[Supplied material start]

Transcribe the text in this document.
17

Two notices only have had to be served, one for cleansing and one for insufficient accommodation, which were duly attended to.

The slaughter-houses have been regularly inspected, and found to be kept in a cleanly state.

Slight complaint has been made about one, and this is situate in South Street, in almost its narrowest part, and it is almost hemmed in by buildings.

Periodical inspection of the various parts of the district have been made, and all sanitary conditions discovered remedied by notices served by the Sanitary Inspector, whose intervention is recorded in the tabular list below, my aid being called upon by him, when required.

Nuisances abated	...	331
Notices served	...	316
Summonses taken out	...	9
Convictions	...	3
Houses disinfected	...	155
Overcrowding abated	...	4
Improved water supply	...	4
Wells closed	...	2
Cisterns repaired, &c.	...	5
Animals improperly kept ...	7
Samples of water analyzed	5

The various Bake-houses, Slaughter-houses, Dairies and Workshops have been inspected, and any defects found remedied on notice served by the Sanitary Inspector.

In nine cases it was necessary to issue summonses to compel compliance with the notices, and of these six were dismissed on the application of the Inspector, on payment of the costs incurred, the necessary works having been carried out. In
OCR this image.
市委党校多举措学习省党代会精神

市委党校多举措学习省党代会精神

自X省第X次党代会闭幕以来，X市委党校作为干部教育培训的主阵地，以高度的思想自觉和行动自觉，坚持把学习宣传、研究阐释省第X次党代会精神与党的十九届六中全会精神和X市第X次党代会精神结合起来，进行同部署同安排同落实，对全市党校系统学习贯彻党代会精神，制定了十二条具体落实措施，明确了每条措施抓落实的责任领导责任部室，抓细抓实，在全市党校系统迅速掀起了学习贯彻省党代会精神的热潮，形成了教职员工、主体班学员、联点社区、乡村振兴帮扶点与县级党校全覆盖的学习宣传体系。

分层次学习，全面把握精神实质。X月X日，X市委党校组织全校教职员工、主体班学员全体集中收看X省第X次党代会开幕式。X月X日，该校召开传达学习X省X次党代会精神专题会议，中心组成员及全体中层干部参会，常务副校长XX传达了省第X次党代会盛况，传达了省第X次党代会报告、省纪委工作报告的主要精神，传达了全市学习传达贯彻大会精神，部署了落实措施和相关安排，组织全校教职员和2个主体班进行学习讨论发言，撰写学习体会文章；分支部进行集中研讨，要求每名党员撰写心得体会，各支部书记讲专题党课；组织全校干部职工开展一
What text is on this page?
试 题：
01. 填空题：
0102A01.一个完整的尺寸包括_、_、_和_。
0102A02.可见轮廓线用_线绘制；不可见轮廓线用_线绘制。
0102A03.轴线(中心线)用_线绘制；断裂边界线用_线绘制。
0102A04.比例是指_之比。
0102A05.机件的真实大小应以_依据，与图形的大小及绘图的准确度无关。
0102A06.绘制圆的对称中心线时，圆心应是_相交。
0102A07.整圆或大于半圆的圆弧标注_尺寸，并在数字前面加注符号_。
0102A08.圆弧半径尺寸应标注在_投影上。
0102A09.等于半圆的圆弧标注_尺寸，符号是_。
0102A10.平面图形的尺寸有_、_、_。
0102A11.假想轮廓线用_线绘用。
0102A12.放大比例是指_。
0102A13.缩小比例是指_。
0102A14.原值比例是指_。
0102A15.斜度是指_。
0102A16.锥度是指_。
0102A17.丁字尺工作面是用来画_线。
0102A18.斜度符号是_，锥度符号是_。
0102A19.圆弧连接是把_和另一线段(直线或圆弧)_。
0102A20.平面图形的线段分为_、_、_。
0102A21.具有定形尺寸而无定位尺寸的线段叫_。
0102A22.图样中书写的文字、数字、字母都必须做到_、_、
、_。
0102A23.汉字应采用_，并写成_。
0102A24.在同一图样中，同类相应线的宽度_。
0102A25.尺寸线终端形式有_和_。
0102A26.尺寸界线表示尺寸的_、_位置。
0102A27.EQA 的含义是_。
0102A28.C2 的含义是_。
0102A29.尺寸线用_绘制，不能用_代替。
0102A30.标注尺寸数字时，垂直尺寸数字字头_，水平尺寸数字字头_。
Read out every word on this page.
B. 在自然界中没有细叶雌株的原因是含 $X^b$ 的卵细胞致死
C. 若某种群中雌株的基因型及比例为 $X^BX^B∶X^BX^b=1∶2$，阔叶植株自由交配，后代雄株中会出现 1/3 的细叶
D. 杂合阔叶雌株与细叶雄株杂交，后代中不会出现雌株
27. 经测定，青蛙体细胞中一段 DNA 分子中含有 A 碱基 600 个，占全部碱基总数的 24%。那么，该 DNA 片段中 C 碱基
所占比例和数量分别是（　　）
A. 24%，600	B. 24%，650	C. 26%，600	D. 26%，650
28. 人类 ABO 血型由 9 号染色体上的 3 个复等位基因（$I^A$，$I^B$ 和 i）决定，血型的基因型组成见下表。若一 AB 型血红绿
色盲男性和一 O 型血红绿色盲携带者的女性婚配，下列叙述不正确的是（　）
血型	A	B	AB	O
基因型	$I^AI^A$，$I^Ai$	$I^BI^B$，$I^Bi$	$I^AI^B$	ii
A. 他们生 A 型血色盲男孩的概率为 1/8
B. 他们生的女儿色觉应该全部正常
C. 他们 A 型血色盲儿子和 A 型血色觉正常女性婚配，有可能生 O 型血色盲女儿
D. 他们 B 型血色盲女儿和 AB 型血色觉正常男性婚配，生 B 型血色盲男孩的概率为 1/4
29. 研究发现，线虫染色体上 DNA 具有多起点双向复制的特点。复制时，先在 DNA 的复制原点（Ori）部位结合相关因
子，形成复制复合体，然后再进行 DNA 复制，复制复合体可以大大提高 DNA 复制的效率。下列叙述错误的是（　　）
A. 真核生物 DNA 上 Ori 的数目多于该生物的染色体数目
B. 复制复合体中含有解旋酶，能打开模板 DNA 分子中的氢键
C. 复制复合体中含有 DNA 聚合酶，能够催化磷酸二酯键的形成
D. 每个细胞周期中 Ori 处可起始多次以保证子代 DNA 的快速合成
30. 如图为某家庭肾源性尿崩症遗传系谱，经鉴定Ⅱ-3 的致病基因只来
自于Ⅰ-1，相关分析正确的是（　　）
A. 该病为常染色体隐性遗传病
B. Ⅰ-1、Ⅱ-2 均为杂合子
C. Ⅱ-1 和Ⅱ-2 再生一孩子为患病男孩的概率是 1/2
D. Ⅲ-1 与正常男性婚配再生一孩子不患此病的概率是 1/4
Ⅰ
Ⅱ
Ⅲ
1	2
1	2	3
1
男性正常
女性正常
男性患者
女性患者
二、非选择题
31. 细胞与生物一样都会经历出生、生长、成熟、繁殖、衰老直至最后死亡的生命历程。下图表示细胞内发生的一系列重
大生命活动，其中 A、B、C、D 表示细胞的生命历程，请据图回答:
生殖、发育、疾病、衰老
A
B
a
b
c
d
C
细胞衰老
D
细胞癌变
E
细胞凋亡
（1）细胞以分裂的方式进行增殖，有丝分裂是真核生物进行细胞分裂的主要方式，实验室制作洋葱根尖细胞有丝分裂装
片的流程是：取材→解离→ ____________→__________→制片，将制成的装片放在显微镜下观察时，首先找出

[Supplied material end]

__What the task requires__: Among the lines of the data, identify those with the word "inspected". Copy each of them.

__Answer to this exercise__:
The slaughter-houses have been regularly inspected, and found to be kept in a cleanly state.
The various Bake-houses, Slaughter-houses, Dairies and Workshops have been inspected, and any defects found remedied on notice served by the Sanitary Inspector.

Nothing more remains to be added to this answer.